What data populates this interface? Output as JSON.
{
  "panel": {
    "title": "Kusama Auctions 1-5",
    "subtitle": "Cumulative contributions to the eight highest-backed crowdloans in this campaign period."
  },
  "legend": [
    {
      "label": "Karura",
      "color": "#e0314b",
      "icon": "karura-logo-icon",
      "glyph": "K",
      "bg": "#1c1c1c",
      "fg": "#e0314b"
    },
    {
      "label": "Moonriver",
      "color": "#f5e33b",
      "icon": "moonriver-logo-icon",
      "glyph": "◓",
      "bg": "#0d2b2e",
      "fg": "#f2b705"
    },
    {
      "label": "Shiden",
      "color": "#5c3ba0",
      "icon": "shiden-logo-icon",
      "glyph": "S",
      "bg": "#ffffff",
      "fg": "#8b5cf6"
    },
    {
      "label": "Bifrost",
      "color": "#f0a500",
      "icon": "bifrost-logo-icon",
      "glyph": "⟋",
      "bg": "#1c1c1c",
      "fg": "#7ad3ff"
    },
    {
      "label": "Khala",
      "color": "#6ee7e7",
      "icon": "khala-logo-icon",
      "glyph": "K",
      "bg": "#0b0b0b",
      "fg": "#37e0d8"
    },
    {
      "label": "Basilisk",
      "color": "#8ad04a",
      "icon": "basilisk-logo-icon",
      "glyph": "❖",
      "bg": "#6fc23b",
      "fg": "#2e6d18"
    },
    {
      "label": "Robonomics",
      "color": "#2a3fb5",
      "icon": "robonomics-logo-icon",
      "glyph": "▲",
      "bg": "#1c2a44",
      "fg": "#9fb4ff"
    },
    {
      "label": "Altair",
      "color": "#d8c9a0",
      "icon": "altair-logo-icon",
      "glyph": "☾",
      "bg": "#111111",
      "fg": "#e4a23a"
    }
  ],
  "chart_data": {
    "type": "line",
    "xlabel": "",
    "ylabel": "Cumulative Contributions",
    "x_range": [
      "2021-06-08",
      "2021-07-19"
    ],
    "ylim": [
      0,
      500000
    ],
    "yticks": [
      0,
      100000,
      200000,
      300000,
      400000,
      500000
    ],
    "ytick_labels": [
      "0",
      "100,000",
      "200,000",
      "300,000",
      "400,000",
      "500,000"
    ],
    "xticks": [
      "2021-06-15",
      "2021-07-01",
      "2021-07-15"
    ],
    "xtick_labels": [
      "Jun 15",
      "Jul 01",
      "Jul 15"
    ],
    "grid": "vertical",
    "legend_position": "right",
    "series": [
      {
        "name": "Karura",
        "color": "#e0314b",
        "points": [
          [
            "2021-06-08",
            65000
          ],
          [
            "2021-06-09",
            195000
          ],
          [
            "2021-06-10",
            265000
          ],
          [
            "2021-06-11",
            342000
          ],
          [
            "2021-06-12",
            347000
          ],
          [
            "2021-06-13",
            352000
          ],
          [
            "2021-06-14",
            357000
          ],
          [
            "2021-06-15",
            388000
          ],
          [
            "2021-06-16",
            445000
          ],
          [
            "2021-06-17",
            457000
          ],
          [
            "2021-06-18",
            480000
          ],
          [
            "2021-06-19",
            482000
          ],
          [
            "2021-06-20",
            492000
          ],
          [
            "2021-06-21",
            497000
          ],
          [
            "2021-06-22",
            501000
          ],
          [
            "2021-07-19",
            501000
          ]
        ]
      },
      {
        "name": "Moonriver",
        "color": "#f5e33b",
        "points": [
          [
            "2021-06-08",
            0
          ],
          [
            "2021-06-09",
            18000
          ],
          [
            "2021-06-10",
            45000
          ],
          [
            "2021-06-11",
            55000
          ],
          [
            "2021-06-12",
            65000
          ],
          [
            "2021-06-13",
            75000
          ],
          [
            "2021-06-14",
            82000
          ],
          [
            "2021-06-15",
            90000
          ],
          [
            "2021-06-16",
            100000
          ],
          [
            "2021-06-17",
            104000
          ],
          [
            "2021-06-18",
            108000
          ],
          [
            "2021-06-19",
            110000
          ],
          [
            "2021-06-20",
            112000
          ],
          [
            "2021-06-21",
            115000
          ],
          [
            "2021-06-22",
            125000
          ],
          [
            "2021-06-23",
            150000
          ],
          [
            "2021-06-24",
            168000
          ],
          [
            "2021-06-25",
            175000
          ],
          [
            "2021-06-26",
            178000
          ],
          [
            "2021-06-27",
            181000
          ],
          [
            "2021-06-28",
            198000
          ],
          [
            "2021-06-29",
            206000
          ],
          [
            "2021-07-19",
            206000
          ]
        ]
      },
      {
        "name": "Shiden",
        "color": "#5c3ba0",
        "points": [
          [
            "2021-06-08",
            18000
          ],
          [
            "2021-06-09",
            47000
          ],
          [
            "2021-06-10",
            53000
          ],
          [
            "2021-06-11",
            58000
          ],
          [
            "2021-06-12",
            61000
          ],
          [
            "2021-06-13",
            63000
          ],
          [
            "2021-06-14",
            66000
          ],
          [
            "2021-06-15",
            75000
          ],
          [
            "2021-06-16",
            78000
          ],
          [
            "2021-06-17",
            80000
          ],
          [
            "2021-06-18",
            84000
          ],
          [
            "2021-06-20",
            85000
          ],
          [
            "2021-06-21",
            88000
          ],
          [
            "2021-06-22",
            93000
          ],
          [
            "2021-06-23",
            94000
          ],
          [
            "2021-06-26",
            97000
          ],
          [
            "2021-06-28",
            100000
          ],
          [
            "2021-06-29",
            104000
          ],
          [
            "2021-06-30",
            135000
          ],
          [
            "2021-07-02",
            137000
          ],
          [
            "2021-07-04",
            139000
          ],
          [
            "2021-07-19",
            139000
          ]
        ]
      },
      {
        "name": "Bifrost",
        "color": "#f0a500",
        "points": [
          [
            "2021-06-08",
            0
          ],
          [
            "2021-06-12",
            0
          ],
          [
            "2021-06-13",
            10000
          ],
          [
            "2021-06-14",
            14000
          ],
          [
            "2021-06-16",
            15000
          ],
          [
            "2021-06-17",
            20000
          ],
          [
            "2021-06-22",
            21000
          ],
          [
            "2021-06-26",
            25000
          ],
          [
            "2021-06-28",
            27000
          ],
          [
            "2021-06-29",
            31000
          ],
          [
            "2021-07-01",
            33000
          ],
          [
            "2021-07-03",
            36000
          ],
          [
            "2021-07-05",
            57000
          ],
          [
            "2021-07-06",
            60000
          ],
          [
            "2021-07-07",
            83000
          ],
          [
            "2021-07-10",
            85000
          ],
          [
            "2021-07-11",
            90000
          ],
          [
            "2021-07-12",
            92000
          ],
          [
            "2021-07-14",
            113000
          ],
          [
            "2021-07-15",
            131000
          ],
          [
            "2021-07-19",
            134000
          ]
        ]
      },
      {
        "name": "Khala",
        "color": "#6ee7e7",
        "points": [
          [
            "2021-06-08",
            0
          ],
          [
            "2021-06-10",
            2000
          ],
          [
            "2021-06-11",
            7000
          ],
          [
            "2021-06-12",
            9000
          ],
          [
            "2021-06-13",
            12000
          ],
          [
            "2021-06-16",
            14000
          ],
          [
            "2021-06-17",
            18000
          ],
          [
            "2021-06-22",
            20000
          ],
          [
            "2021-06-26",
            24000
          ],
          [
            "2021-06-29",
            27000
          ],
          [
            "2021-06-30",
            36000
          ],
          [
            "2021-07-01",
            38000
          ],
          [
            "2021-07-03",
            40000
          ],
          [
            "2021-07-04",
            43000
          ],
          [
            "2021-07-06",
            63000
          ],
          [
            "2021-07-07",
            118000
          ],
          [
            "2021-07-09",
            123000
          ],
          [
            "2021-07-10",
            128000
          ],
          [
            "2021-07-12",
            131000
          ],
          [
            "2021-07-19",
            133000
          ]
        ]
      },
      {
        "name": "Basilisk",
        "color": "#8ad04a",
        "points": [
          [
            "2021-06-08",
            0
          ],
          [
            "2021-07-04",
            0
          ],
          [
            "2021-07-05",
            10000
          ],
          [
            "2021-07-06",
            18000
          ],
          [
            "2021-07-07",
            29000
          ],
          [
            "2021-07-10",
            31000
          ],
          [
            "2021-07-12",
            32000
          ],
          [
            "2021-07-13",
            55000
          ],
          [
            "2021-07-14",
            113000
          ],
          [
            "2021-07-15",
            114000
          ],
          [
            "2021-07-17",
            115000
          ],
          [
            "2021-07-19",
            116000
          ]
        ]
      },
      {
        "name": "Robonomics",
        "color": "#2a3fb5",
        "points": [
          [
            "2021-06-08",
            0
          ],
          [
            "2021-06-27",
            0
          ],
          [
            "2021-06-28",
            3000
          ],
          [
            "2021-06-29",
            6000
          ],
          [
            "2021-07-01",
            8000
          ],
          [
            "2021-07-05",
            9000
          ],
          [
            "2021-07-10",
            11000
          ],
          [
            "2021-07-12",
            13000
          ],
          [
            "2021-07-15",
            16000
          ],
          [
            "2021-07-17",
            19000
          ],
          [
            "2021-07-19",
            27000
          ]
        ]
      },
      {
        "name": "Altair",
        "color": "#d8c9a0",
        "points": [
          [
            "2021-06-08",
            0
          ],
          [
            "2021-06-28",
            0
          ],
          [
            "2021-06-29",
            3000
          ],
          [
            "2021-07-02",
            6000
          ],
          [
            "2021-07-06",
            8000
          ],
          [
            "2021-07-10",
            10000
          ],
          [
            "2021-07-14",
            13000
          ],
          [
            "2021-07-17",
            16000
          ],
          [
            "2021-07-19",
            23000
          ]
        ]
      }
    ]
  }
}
^^^^
### REQUIRED WORK
Using the listing, copy every line where the word "glyph" shows up.

### RESULT FOR THIS EXERCISE
      "glyph": "K",
      "glyph": "◓",
      "glyph": "S",
      "glyph": "⟋",
      "glyph": "K",
      "glyph": "❖",
      "glyph": "▲",
      "glyph": "☾",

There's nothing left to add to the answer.